(Data items)
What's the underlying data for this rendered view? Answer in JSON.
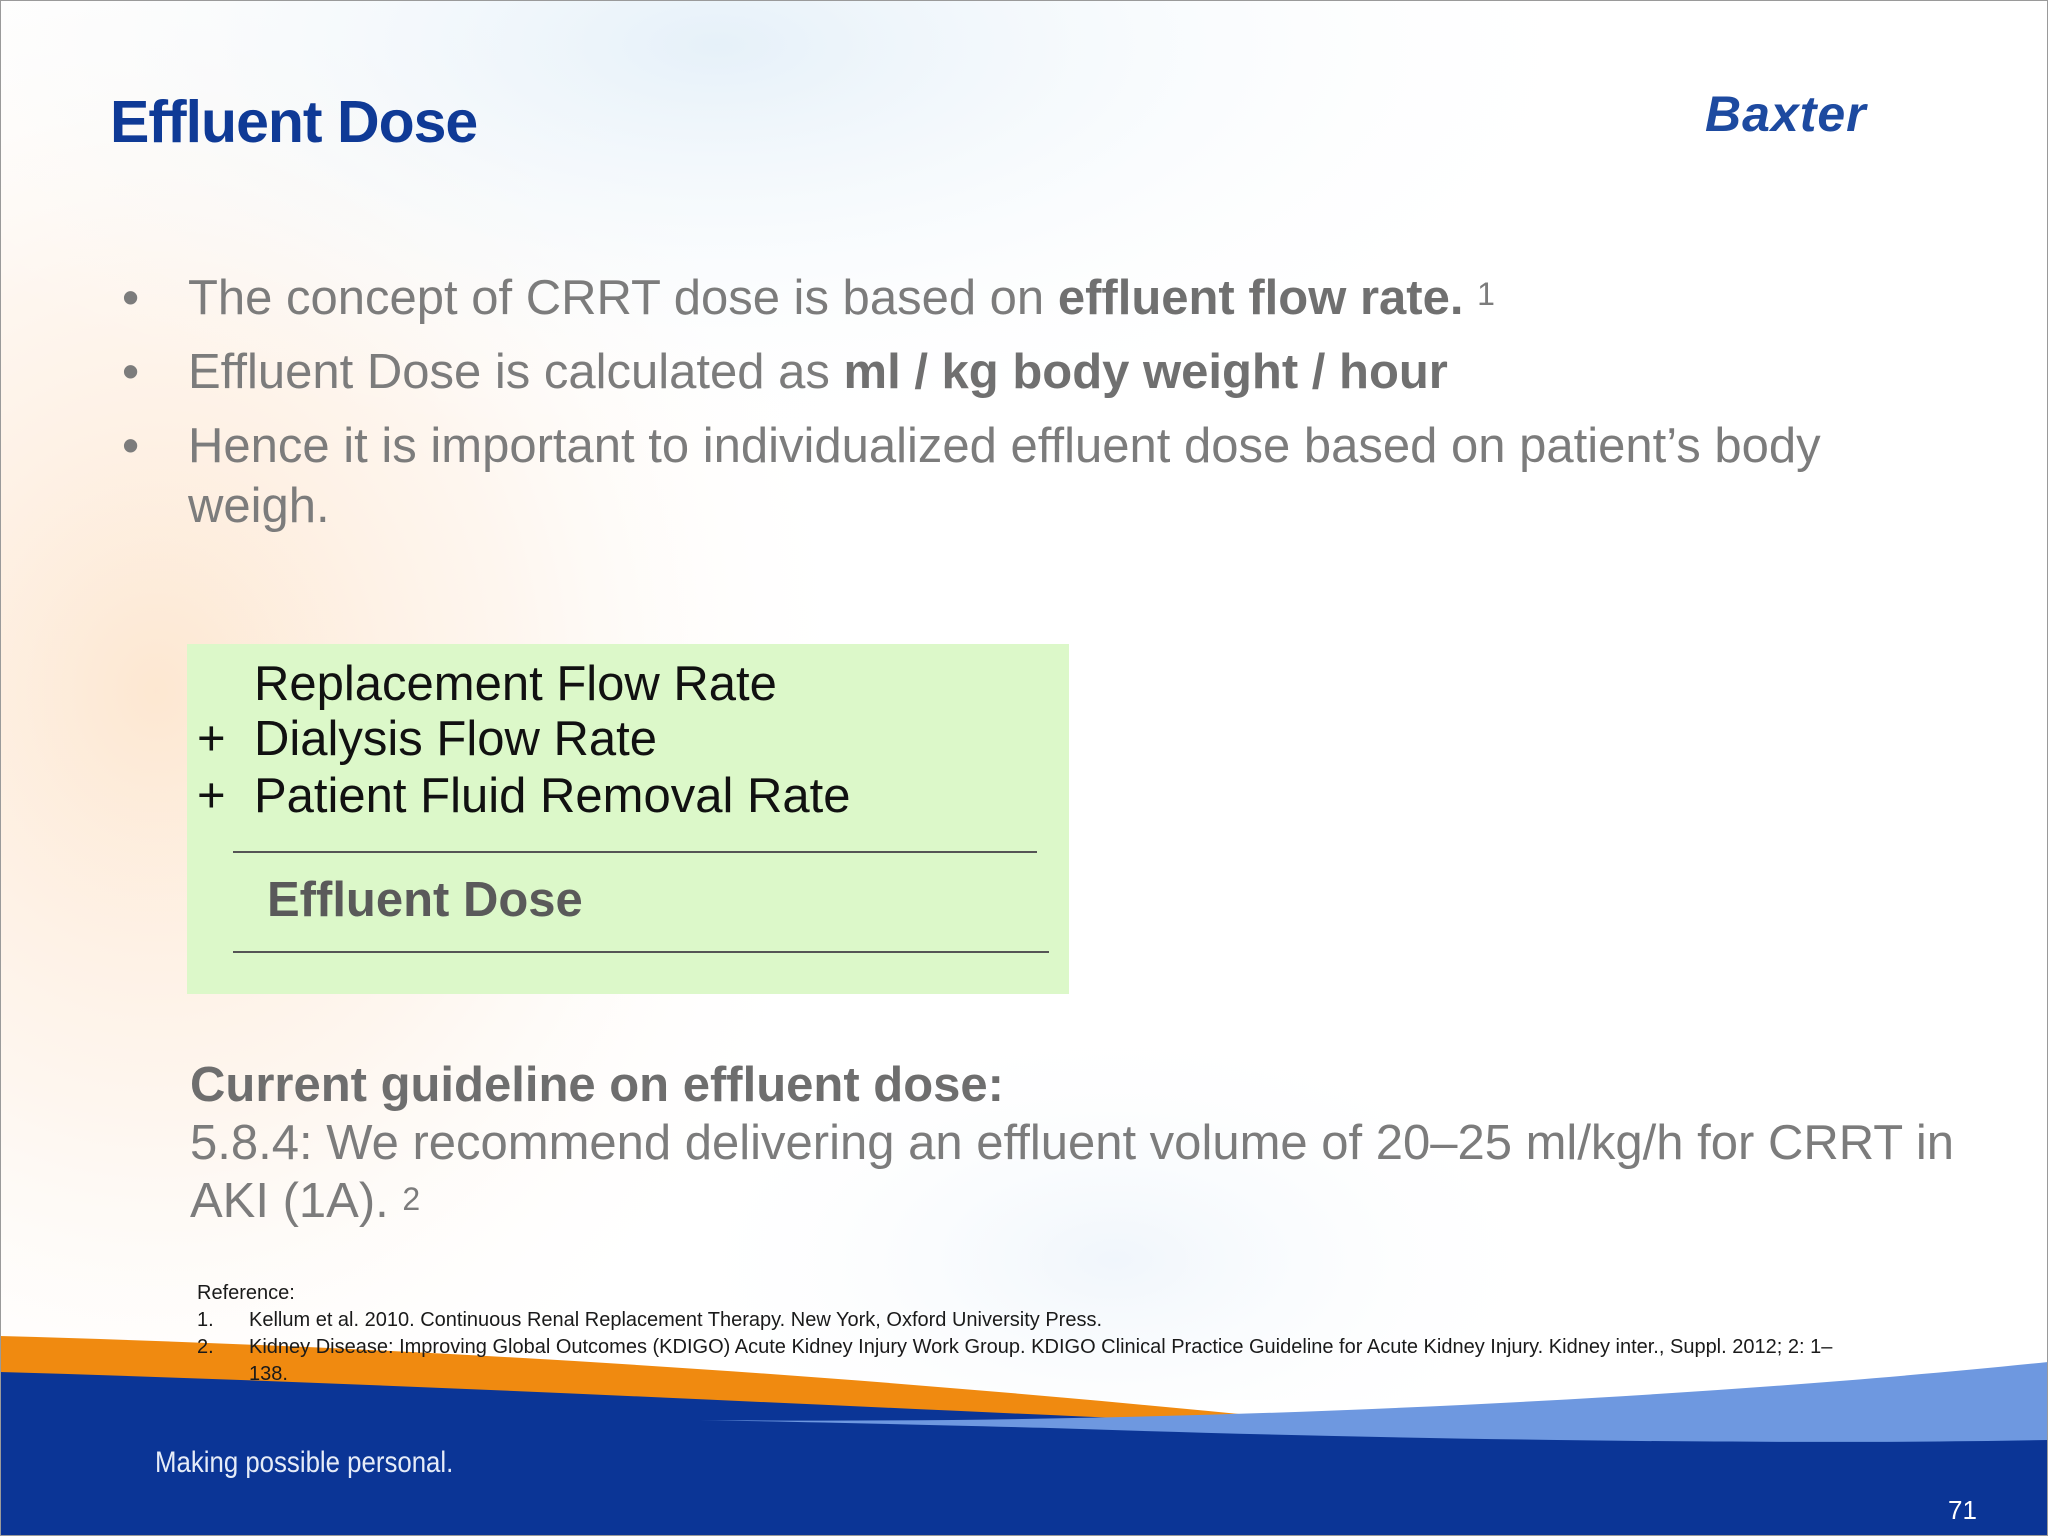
{
  "slide": {
    "title": "Effluent Dose",
    "logo_text": "Baxter",
    "bullets": [
      {
        "text_before": "The concept of CRRT dose is based on ",
        "bold": "effluent flow rate.",
        "text_after": " ",
        "sup": "1"
      },
      {
        "text_before": "Effluent Dose is calculated as ",
        "bold": "ml / kg body weight / hour",
        "text_after": "",
        "sup": ""
      },
      {
        "text_before": "Hence it is important to individualized effluent dose based on patient’s body weigh.",
        "bold": "",
        "text_after": "",
        "sup": ""
      }
    ],
    "formula": {
      "lines": [
        {
          "op": "",
          "text": "Replacement Flow Rate"
        },
        {
          "op": "+",
          "text": "Dialysis Flow Rate"
        },
        {
          "op": "+",
          "text": "Patient Fluid Removal Rate"
        }
      ],
      "result": "Effluent Dose"
    },
    "guideline": {
      "heading": "Current guideline on effluent dose:",
      "text": "5.8.4: We recommend delivering an effluent volume of 20–25 ml/kg/h   for CRRT in AKI (1A). ",
      "sup": "2"
    },
    "references": {
      "label": "Reference:",
      "items": [
        {
          "num": "1.",
          "text": "Kellum et al. 2010. Continuous Renal Replacement Therapy. New York, Oxford University Press."
        },
        {
          "num": "2.",
          "text": "Kidney Disease: Improving Global Outcomes (KDIGO) Acute Kidney Injury Work Group. KDIGO Clinical Practice Guideline for Acute Kidney Injury. Kidney inter., Suppl. 2012; 2: 1–138."
        }
      ]
    },
    "tagline": "Making possible personal.",
    "page_number": "71",
    "colors": {
      "title": "#0f3a96",
      "formula_bg": "#dcf8c9",
      "footer_blue": "#0b3596",
      "footer_light_blue": "#6e98e0",
      "footer_orange": "#f08a10"
    }
  }
}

EXERCISE GOAL: Each line in the records above should be reproduced exactly; images are not copied.

RESULT FOR THIS TASK:
What's the underlying data for this rendered view? Answer in JSON.
{
  "slide": {
    "title": "Effluent Dose",
    "logo_text": "Baxter",
    "bullets": [
      {
        "text_before": "The concept of CRRT dose is based on ",
        "bold": "effluent flow rate.",
        "text_after": " ",
        "sup": "1"
      },
      {
        "text_before": "Effluent Dose is calculated as ",
        "bold": "ml / kg body weight / hour",
        "text_after": "",
        "sup": ""
      },
      {
        "text_before": "Hence it is important to individualized effluent dose based on patient’s body weigh.",
        "bold": "",
        "text_after": "",
        "sup": ""
      }
    ],
    "formula": {
      "lines": [
        {
          "op": "",
          "text": "Replacement Flow Rate"
        },
        {
          "op": "+",
          "text": "Dialysis Flow Rate"
        },
        {
          "op": "+",
          "text": "Patient Fluid Removal Rate"
        }
      ],
      "result": "Effluent Dose"
    },
    "guideline": {
      "heading": "Current guideline on effluent dose:",
      "text": "5.8.4: We recommend delivering an effluent volume of 20–25 ml/kg/h   for CRRT in AKI (1A). ",
      "sup": "2"
    },
    "references": {
      "label": "Reference:",
      "items": [
        {
          "num": "1.",
          "text": "Kellum et al. 2010. Continuous Renal Replacement Therapy. New York, Oxford University Press."
        },
        {
          "num": "2.",
          "text": "Kidney Disease: Improving Global Outcomes (KDIGO) Acute Kidney Injury Work Group. KDIGO Clinical Practice Guideline for Acute Kidney Injury. Kidney inter., Suppl. 2012; 2: 1–138."
        }
      ]
    },
    "tagline": "Making possible personal.",
    "page_number": "71",
    "colors": {
      "title": "#0f3a96",
      "formula_bg": "#dcf8c9",
      "footer_blue": "#0b3596",
      "footer_light_blue": "#6e98e0",
      "footer_orange": "#f08a10"
    }
  }
}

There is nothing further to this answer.